Stated problem 1:
Turn the entries, from the line with "y-axis-label: kW total" up to and including the line with "y-tick-label: 0 <box>65 379 73 394</box>", into a Markdown table with the columns Row and Line. Number each row and leave out any blank lines.

Source extract:

Henry Milner is co-publisher of Inroads.

From: Wilfred Day | March 26

That’s the opposite of what Ignatieff said. He said, “Whoever leads the party that wins the most seats on election day should be called on to form the government. If that is the Liberal Party, then I will be required to rapidly seek the confidence of the newly elected Parliament. If our government cannot win the support of the House, then Mr. Harper will be called on to form a government and face the same challenge.”

Corollary: If the Conservative Party wins the most seats on election day it should be called on to form the government and be required to rapidly seek the confidence of the newly elected Parliament. If it cannot win the support of the House, then Mr. Ignatieff will be called on to form a government and face the same challenge. Quite clear.

Less clear is how Ignatieff would obtain the confidence of the House without a majority. If he was likely to call a snap election, why would anyone defeat Harper? But “the rules that will guide me” (hmm, are these guidelines really rules?) include:

“We will not enter a coalition with other federalist parties. In our system, coalitions are a legitimate constitutional option. However, I believe that issue-by-issue collaboration with other parties is the best way for minority parliaments to function.” If the “best way” is not open, there must logically be other good ways. Issue-by-issue (no coalition) is best; but the stability of a coalition must still be a good option after all.

“We categorically rule out a coalition or formal arrangement with the Bloc Québécois.” (With the NDP we are less categorical.)

Wilfred Day practises law in Port Hope, Ontario.

From: Joe Murray | March 26

I’m not quite so pessimistic as Gareth Morley on coalitions being permanently barred in Canada by Ignatieff’s statement.

Leaders come and go, and it is indeed likely that Ignatieff will lose and be gone. And it is far from clear that the next Liberal leader, or the one after that, will maintain this stand either before or after elections. And who is to say what Ignatieff would do after an election in which the Liberals gained seats and Conservatives lost some? The legitimacy argument might play differently than it did with Dion. Of course, the oft-cited 1985 Ontario example had the Liberals winning the popular vote over the Tories 37.9 to 37.0, though the Tories got 52 seats to the Liberals 48.

Joe Murray is president of JMA Consulting in Toronto.

From: Alastair Sweeny | March 27

What’s not usually noted is that the opposition parties have had a de facto coalition during the life of this Parliament, with, I believe, a majority in all committees. The Bloc will never publicly “join” a coalition as they almost but not quite did with Dion and Layton in 2006.

As Martin and Harper learned, all this non-coalition coalition business is very frustrating to the party with the most seats, called upon to form a government. It requires more negotiation and collegiality than usual to get bills passed.

Data supplied:
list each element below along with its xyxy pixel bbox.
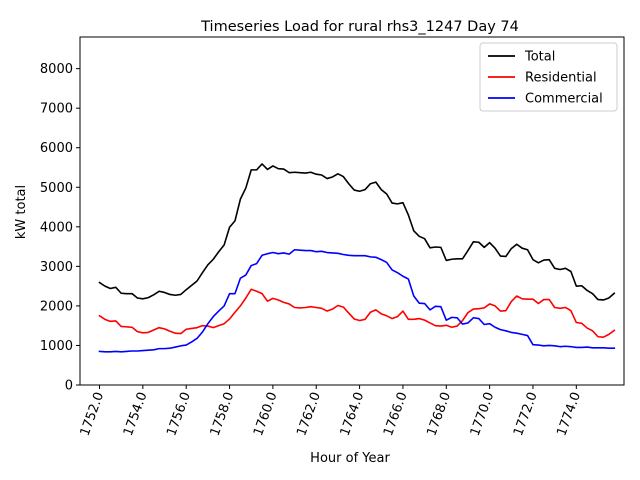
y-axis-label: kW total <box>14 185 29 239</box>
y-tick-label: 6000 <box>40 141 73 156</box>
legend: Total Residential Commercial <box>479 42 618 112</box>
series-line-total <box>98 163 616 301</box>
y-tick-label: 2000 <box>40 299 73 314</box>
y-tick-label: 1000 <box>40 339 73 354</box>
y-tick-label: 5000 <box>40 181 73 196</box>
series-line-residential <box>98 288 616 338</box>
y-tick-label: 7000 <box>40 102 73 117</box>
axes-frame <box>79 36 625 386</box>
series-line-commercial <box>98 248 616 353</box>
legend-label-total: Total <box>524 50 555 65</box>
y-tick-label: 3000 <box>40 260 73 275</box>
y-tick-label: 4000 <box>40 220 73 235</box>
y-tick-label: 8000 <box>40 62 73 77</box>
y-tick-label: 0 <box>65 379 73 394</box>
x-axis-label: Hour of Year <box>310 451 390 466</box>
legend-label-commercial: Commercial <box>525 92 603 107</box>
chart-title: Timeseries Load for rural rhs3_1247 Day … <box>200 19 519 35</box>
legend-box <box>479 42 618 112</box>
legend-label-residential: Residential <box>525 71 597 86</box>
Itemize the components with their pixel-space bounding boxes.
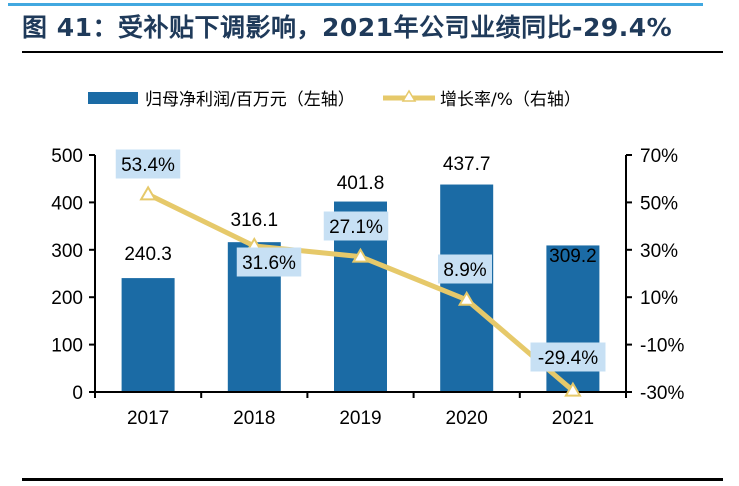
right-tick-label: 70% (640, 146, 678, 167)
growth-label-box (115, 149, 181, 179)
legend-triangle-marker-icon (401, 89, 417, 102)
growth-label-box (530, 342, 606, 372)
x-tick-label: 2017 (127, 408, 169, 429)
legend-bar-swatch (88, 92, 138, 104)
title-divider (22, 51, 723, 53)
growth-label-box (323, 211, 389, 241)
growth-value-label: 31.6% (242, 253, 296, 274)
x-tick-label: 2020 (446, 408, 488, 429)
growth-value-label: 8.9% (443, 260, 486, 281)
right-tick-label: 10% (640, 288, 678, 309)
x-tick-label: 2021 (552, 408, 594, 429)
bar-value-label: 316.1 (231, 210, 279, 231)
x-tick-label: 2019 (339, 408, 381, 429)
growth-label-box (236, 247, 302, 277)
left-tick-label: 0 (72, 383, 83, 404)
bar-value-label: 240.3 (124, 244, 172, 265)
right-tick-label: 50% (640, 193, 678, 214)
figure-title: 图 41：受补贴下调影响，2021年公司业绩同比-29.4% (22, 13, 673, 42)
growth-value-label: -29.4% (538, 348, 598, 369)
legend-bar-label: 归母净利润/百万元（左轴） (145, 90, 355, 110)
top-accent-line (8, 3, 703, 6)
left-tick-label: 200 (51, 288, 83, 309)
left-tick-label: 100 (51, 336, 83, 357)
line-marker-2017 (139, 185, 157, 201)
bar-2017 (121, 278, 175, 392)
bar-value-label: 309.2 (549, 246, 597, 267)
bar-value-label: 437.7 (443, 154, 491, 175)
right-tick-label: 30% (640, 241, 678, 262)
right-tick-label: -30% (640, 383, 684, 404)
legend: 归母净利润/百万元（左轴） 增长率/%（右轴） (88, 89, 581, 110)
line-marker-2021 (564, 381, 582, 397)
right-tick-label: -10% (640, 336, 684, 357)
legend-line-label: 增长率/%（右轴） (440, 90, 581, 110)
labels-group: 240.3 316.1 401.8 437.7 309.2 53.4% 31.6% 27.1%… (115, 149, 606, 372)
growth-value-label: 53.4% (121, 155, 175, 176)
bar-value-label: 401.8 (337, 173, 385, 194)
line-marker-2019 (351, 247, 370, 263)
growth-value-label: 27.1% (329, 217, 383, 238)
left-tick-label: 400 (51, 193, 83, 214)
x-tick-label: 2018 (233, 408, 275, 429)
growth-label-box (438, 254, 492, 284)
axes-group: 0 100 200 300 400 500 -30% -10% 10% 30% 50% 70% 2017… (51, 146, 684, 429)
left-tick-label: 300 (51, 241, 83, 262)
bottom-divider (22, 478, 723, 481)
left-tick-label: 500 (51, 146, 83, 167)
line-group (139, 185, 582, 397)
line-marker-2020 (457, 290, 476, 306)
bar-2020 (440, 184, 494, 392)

Stated problem 2:
Go on with the letters about Ignatieff's stance on coalitions from where they stop.

Output 1:
| Row | Line |
|---|---|
| 1 | y-axis-label: kW total <box>14 185 29 239</box> |
| 2 | y-tick-label: 6000 <box>40 141 73 156</box> |
| 3 | legend: Total Residential Commercial <box>479 42 618 112</box> |
| 4 | series-line-total <box>98 163 616 301</box> |
| 5 | y-tick-label: 2000 <box>40 299 73 314</box> |
| 6 | y-tick-label: 1000 <box>40 339 73 354</box> |
| 7 | y-tick-label: 5000 <box>40 181 73 196</box> |
| 8 | series-line-residential <box>98 288 616 338</box> |
| 9 | y-tick-label: 7000 <box>40 102 73 117</box> |
| 10 | axes-frame <box>79 36 625 386</box> |
| 11 | series-line-commercial <box>98 248 616 353</box> |
| 12 | legend-label-total: Total <box>524 50 555 65</box> |
| 13 | y-tick-label: 3000 <box>40 260 73 275</box> |
| 14 | y-tick-label: 4000 <box>40 220 73 235</box> |
| 15 | y-tick-label: 8000 <box>40 62 73 77</box> |
| 16 | y-tick-label: 0 <box>65 379 73 394</box> |

Output 2:
What the public usually sees is PR, spin and demonization, as in Question Period.

Alastair Sweeny is Vice-President, Development, of Northern Blue Publishing in Ottawa.

From: Harvey Schachter | March 27

I think the only rule that might have been intensified here is the one Kim Campbell alluded to, more broadly, at the start of the 1993 campaign, which I castigated her for at the time as an ivory tower editorialist. We can’t discuss social policy, or coalitions, or very much of substance in elections, because there is no room for grey and her party, or successor party, has gobs of money to turn any white, let alone grey, into black.

The coalition issue right now is hypothetical, but Harper (with the media’s help – after all, they need an issue a day, preferably an emotional one) has made it real.

It really does depend – on the numbers after the election and the lineup of parties.

It seems to me the only rule is that the prime minister goes to the governor general and discusses with him/her what the prime minister thinks should happen. The governor general then decides to take or reject that advice, presumably based on parliamentary precedent but also the lineup of forces in the house and public opinion and probably the percentage of the vote.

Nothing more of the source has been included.